▸ **Directive**
Set down each record exactly as written.

▸ **Provided data**
<<<<

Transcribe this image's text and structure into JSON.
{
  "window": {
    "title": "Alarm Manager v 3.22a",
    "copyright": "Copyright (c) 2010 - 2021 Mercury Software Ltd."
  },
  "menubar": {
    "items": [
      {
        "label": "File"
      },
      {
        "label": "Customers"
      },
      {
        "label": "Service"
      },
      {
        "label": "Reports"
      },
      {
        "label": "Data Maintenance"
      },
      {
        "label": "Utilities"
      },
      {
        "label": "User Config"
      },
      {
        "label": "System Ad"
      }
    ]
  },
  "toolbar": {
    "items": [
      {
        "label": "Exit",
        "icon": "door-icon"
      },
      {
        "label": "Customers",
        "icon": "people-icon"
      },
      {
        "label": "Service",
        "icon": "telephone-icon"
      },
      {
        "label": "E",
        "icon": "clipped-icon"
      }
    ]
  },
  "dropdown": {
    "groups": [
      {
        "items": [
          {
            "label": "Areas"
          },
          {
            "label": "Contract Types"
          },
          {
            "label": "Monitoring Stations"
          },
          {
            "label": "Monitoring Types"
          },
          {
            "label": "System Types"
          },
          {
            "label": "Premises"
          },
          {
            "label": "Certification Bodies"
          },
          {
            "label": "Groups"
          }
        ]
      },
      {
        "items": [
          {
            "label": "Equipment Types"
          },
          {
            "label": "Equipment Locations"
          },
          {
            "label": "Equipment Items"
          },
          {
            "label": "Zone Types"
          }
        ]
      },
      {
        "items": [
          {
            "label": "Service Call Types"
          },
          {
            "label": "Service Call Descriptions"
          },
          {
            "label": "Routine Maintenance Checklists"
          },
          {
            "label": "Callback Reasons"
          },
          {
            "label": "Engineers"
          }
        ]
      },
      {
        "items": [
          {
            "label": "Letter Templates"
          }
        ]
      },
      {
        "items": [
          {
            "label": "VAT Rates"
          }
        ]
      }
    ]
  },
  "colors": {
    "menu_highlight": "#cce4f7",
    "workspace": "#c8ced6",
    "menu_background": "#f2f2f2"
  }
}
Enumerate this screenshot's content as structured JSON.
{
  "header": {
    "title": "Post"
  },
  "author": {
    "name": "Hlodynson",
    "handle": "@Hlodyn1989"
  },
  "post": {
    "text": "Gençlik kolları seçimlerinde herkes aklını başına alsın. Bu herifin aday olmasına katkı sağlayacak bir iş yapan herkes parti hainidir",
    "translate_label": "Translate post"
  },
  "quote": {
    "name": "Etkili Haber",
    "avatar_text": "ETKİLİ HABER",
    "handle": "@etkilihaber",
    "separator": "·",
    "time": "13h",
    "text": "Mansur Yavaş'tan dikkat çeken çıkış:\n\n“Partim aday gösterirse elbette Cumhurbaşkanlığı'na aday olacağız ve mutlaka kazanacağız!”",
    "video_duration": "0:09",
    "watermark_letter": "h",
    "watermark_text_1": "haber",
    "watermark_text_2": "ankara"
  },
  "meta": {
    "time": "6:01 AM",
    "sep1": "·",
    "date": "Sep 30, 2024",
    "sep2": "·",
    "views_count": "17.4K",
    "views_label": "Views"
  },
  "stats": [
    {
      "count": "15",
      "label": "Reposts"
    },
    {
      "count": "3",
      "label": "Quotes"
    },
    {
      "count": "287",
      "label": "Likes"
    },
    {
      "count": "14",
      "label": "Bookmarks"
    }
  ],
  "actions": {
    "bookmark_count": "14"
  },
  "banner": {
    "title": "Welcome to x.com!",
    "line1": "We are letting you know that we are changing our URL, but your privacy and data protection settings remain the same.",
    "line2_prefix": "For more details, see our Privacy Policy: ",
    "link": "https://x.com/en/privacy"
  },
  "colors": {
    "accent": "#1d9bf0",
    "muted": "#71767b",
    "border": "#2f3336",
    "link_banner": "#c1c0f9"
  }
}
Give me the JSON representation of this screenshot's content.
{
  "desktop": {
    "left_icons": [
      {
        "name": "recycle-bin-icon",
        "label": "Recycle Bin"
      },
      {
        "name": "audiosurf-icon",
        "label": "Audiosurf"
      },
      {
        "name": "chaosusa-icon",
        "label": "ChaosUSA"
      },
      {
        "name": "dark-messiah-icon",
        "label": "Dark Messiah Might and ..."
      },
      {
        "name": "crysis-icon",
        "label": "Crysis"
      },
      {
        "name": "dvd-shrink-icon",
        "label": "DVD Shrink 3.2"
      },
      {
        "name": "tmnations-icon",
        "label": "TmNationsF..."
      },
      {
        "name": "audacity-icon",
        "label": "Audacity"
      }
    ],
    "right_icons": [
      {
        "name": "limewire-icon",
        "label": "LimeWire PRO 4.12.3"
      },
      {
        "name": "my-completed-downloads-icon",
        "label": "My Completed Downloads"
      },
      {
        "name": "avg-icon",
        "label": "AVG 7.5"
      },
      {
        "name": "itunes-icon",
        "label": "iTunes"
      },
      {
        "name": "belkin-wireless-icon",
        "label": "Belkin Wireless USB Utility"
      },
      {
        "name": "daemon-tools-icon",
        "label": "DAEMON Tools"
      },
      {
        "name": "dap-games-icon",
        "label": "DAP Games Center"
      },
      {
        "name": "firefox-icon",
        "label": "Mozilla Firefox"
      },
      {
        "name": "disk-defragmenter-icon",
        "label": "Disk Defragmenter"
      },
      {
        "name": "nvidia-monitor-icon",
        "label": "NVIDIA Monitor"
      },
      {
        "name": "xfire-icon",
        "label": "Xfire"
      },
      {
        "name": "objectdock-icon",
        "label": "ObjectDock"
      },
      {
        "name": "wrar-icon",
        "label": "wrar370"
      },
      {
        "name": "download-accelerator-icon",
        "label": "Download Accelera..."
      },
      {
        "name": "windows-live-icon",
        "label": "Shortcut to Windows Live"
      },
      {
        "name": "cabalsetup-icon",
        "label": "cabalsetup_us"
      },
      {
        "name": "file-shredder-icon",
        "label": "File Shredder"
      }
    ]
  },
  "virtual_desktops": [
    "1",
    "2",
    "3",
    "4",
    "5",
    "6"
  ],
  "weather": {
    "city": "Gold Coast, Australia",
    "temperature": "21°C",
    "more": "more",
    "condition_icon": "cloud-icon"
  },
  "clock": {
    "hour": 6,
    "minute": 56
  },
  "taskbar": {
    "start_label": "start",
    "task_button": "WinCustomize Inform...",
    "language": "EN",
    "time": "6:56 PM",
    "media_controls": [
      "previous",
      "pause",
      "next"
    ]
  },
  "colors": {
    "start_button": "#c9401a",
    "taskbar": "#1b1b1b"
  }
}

>>>>

▸ **The result**
Transcribe this image's text and structure into JSON.
{
  "window": {
    "title": "Alarm Manager v 3.22a",
    "copyright": "Copyright (c) 2010 - 2021 Mercury Software Ltd."
  },
  "menubar": {
    "items": [
      {
        "label": "File"
      },
      {
        "label": "Customers"
      },
      {
        "label": "Service"
      },
      {
        "label": "Reports"
      },
      {
        "label": "Data Maintenance"
      },
      {
        "label": "Utilities"
      },
      {
        "label": "User Config"
      },
      {
        "label": "System Ad"
      }
    ]
  },
  "toolbar": {
    "items": [
      {
        "label": "Exit",
        "icon": "door-icon"
      },
      {
        "label": "Customers",
        "icon": "people-icon"
      },
      {
        "label": "Service",
        "icon": "telephone-icon"
      },
      {
        "label": "E",
        "icon": "clipped-icon"
      }
    ]
  },
  "dropdown": {
    "groups": [
      {
        "items": [
          {
            "label": "Areas"
          },
          {
            "label": "Contract Types"
          },
          {
            "label": "Monitoring Stations"
          },
          {
            "label": "Monitoring Types"
          },
          {
            "label": "System Types"
          },
          {
            "label": "Premises"
          },
          {
            "label": "Certification Bodies"
          },
          {
            "label": "Groups"
          }
        ]
      },
      {
        "items": [
          {
            "label": "Equipment Types"
          },
          {
            "label": "Equipment Locations"
          },
          {
            "label": "Equipment Items"
          },
          {
            "label": "Zone Types"
          }
        ]
      },
      {
        "items": [
          {
            "label": "Service Call Types"
          },
          {
            "label": "Service Call Descriptions"
          },
          {
            "label": "Routine Maintenance Checklists"
          },
          {
            "label": "Callback Reasons"
          },
          {
            "label": "Engineers"
          }
        ]
      },
      {
        "items": [
          {
            "label": "Letter Templates"
          }
        ]
      },
      {
        "items": [
          {
            "label": "VAT Rates"
          }
        ]
      }
    ]
  },
  "colors": {
    "menu_highlight": "#cce4f7",
    "workspace": "#c8ced6",
    "menu_background": "#f2f2f2"
  }
}
Enumerate this screenshot's content as structured JSON.
{
  "header": {
    "title": "Post"
  },
  "author": {
    "name": "Hlodynson",
    "handle": "@Hlodyn1989"
  },
  "post": {
    "text": "Gençlik kolları seçimlerinde herkes aklını başına alsın. Bu herifin aday olmasına katkı sağlayacak bir iş yapan herkes parti hainidir",
    "translate_label": "Translate post"
  },
  "quote": {
    "name": "Etkili Haber",
    "avatar_text": "ETKİLİ HABER",
    "handle": "@etkilihaber",
    "separator": "·",
    "time": "13h",
    "text": "Mansur Yavaş'tan dikkat çeken çıkış:\n\n“Partim aday gösterirse elbette Cumhurbaşkanlığı'na aday olacağız ve mutlaka kazanacağız!”",
    "video_duration": "0:09",
    "watermark_letter": "h",
    "watermark_text_1": "haber",
    "watermark_text_2": "ankara"
  },
  "meta": {
    "time": "6:01 AM",
    "sep1": "·",
    "date": "Sep 30, 2024",
    "sep2": "·",
    "views_count": "17.4K",
    "views_label": "Views"
  },
  "stats": [
    {
      "count": "15",
      "label": "Reposts"
    },
    {
      "count": "3",
      "label": "Quotes"
    },
    {
      "count": "287",
      "label": "Likes"
    },
    {
      "count": "14",
      "label": "Bookmarks"
    }
  ],
  "actions": {
    "bookmark_count": "14"
  },
  "banner": {
    "title": "Welcome to x.com!",
    "line1": "We are letting you know that we are changing our URL, but your privacy and data protection settings remain the same.",
    "line2_prefix": "For more details, see our Privacy Policy: ",
    "link": "https://x.com/en/privacy"
  },
  "colors": {
    "accent": "#1d9bf0",
    "muted": "#71767b",
    "border": "#2f3336",
    "link_banner": "#c1c0f9"
  }
}
Give me the JSON representation of this screenshot's content.
{
  "desktop": {
    "left_icons": [
      {
        "name": "recycle-bin-icon",
        "label": "Recycle Bin"
      },
      {
        "name": "audiosurf-icon",
        "label": "Audiosurf"
      },
      {
        "name": "chaosusa-icon",
        "label": "ChaosUSA"
      },
      {
        "name": "dark-messiah-icon",
        "label": "Dark Messiah Might and ..."
      },
      {
        "name": "crysis-icon",
        "label": "Crysis"
      },
      {
        "name": "dvd-shrink-icon",
        "label": "DVD Shrink 3.2"
      },
      {
        "name": "tmnations-icon",
        "label": "TmNationsF..."
      },
      {
        "name": "audacity-icon",
        "label": "Audacity"
      }
    ],
    "right_icons": [
      {
        "name": "limewire-icon",
        "label": "LimeWire PRO 4.12.3"
      },
      {
        "name": "my-completed-downloads-icon",
        "label": "My Completed Downloads"
      },
      {
        "name": "avg-icon",
        "label": "AVG 7.5"
      },
      {
        "name": "itunes-icon",
        "label": "iTunes"
      },
      {
        "name": "belkin-wireless-icon",
        "label": "Belkin Wireless USB Utility"
      },
      {
        "name": "daemon-tools-icon",
        "label": "DAEMON Tools"
      },
      {
        "name": "dap-games-icon",
        "label": "DAP Games Center"
      },
      {
        "name": "firefox-icon",
        "label": "Mozilla Firefox"
      },
      {
        "name": "disk-defragmenter-icon",
        "label": "Disk Defragmenter"
      },
      {
        "name": "nvidia-monitor-icon",
        "label": "NVIDIA Monitor"
      },
      {
        "name": "xfire-icon",
        "label": "Xfire"
      },
      {
        "name": "objectdock-icon",
        "label": "ObjectDock"
      },
      {
        "name": "wrar-icon",
        "label": "wrar370"
      },
      {
        "name": "download-accelerator-icon",
        "label": "Download Accelera..."
      },
      {
        "name": "windows-live-icon",
        "label": "Shortcut to Windows Live"
      },
      {
        "name": "cabalsetup-icon",
        "label": "cabalsetup_us"
      },
      {
        "name": "file-shredder-icon",
        "label": "File Shredder"
      }
    ]
  },
  "virtual_desktops": [
    "1",
    "2",
    "3",
    "4",
    "5",
    "6"
  ],
  "weather": {
    "city": "Gold Coast, Australia",
    "temperature": "21°C",
    "more": "more",
    "condition_icon": "cloud-icon"
  },
  "clock": {
    "hour": 6,
    "minute": 56
  },
  "taskbar": {
    "start_label": "start",
    "task_button": "WinCustomize Inform...",
    "language": "EN",
    "time": "6:56 PM",
    "media_controls": [
      "previous",
      "pause",
      "next"
    ]
  },
  "colors": {
    "start_button": "#c9401a",
    "taskbar": "#1b1b1b"
  }
}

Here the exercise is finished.